-------- Supplied data --------

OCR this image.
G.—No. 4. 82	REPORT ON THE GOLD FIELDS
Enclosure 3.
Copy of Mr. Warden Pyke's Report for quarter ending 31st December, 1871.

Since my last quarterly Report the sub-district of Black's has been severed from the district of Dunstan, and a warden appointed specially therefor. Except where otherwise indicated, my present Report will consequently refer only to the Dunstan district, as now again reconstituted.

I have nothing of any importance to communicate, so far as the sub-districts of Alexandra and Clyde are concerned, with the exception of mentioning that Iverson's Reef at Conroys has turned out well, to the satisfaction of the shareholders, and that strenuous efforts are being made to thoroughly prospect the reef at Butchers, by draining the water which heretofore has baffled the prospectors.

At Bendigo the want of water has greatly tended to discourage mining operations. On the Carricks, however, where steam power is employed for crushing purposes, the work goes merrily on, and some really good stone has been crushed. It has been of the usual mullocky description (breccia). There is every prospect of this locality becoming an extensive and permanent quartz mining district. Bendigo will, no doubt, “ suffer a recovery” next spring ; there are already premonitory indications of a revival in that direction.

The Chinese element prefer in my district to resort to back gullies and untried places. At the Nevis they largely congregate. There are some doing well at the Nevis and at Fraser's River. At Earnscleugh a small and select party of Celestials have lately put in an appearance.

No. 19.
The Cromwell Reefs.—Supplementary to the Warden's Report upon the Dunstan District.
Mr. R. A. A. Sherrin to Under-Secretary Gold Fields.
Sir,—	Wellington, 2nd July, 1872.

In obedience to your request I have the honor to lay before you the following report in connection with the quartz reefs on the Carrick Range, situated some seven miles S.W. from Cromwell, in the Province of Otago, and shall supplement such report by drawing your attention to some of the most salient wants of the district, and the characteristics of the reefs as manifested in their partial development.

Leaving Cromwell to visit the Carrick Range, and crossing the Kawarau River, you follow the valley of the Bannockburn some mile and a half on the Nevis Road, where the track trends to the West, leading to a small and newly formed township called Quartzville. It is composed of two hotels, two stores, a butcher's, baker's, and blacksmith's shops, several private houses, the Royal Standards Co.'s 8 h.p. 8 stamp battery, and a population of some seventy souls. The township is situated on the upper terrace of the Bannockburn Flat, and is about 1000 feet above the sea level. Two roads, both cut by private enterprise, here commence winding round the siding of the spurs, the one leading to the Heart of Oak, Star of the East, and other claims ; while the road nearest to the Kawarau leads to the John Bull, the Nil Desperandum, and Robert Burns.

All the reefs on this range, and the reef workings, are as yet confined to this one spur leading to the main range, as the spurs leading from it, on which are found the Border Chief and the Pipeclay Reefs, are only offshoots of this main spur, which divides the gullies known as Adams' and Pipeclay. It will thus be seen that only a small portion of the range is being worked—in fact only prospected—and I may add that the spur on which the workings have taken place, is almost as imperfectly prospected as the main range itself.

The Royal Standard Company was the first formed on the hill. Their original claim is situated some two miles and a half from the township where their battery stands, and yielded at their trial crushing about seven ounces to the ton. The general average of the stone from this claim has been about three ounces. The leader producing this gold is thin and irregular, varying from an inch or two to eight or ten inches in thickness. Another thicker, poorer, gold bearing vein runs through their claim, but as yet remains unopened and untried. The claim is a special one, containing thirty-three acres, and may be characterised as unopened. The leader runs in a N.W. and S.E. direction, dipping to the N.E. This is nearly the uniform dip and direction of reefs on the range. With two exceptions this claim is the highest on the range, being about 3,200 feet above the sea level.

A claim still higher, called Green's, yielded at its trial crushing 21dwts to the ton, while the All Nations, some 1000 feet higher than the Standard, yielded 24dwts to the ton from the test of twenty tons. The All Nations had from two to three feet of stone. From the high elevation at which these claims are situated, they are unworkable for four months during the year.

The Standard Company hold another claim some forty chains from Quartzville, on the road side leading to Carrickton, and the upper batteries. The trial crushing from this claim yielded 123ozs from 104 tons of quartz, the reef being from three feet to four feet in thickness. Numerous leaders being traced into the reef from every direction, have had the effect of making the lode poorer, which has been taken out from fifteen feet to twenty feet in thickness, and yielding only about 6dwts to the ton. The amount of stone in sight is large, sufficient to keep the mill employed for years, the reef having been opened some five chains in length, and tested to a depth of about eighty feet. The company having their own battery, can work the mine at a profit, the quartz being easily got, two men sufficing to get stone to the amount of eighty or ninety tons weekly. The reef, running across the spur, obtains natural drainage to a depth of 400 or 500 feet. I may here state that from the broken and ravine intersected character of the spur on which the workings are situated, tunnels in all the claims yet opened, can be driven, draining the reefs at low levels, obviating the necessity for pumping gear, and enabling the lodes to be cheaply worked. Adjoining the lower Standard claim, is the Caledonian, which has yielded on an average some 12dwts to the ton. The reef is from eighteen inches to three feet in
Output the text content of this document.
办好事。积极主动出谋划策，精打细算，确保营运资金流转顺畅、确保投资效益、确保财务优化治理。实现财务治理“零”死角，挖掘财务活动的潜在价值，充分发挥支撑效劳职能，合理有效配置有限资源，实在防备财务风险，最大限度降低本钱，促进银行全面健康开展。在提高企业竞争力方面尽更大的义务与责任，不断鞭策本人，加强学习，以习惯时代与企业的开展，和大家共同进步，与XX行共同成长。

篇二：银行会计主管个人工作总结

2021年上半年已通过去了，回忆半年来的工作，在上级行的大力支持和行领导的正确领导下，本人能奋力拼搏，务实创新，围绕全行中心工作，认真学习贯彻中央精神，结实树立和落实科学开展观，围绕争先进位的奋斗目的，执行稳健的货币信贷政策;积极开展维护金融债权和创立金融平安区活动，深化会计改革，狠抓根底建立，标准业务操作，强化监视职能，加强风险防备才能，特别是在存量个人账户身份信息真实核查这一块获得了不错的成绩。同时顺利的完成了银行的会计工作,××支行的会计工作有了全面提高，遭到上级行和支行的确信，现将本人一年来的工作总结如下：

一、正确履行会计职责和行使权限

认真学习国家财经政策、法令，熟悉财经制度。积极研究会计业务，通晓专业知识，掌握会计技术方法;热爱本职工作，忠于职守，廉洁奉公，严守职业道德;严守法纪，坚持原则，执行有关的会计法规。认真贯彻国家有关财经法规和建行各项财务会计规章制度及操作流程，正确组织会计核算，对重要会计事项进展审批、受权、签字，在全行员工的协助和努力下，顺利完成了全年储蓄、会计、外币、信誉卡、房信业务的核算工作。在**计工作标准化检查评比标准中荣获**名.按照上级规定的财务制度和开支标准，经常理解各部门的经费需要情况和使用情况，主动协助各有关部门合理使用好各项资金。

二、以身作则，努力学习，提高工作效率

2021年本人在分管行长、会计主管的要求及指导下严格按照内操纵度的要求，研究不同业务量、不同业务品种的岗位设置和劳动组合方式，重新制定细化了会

--------

Work to complete:
From the line containing "Output the text content of this document." down to the final line of the data, write out every line exactly; both the first and last of these belong in your answer, and nothing else does.

Exercise result:
Output the text content of this document.
办好事。积极主动出谋划策，精打细算，确保营运资金流转顺畅、确保投资效益、确保财务优化治理。实现财务治理“零”死角，挖掘财务活动的潜在价值，充分发挥支撑效劳职能，合理有效配置有限资源，实在防备财务风险，最大限度降低本钱，促进银行全面健康开展。在提高企业竞争力方面尽更大的义务与责任，不断鞭策本人，加强学习，以习惯时代与企业的开展，和大家共同进步，与XX行共同成长。

篇二：银行会计主管个人工作总结

2021年上半年已通过去了，回忆半年来的工作，在上级行的大力支持和行领导的正确领导下，本人能奋力拼搏，务实创新，围绕全行中心工作，认真学习贯彻中央精神，结实树立和落实科学开展观，围绕争先进位的奋斗目的，执行稳健的货币信贷政策;积极开展维护金融债权和创立金融平安区活动，深化会计改革，狠抓根底建立，标准业务操作，强化监视职能，加强风险防备才能，特别是在存量个人账户身份信息真实核查这一块获得了不错的成绩。同时顺利的完成了银行的会计工作,××支行的会计工作有了全面提高，遭到上级行和支行的确信，现将本人一年来的工作总结如下：

一、正确履行会计职责和行使权限

认真学习国家财经政策、法令，熟悉财经制度。积极研究会计业务，通晓专业知识，掌握会计技术方法;热爱本职工作，忠于职守，廉洁奉公，严守职业道德;严守法纪，坚持原则，执行有关的会计法规。认真贯彻国家有关财经法规和建行各项财务会计规章制度及操作流程，正确组织会计核算，对重要会计事项进展审批、受权、签字，在全行员工的协助和努力下，顺利完成了全年储蓄、会计、外币、信誉卡、房信业务的核算工作。在**计工作标准化检查评比标准中荣获**名.按照上级规定的财务制度和开支标准，经常理解各部门的经费需要情况和使用情况，主动协助各有关部门合理使用好各项资金。

二、以身作则，努力学习，提高工作效率

2021年本人在分管行长、会计主管的要求及指导下严格按照内操纵度的要求，研究不同业务量、不同业务品种的岗位设置和劳动组合方式，重新制定细化了会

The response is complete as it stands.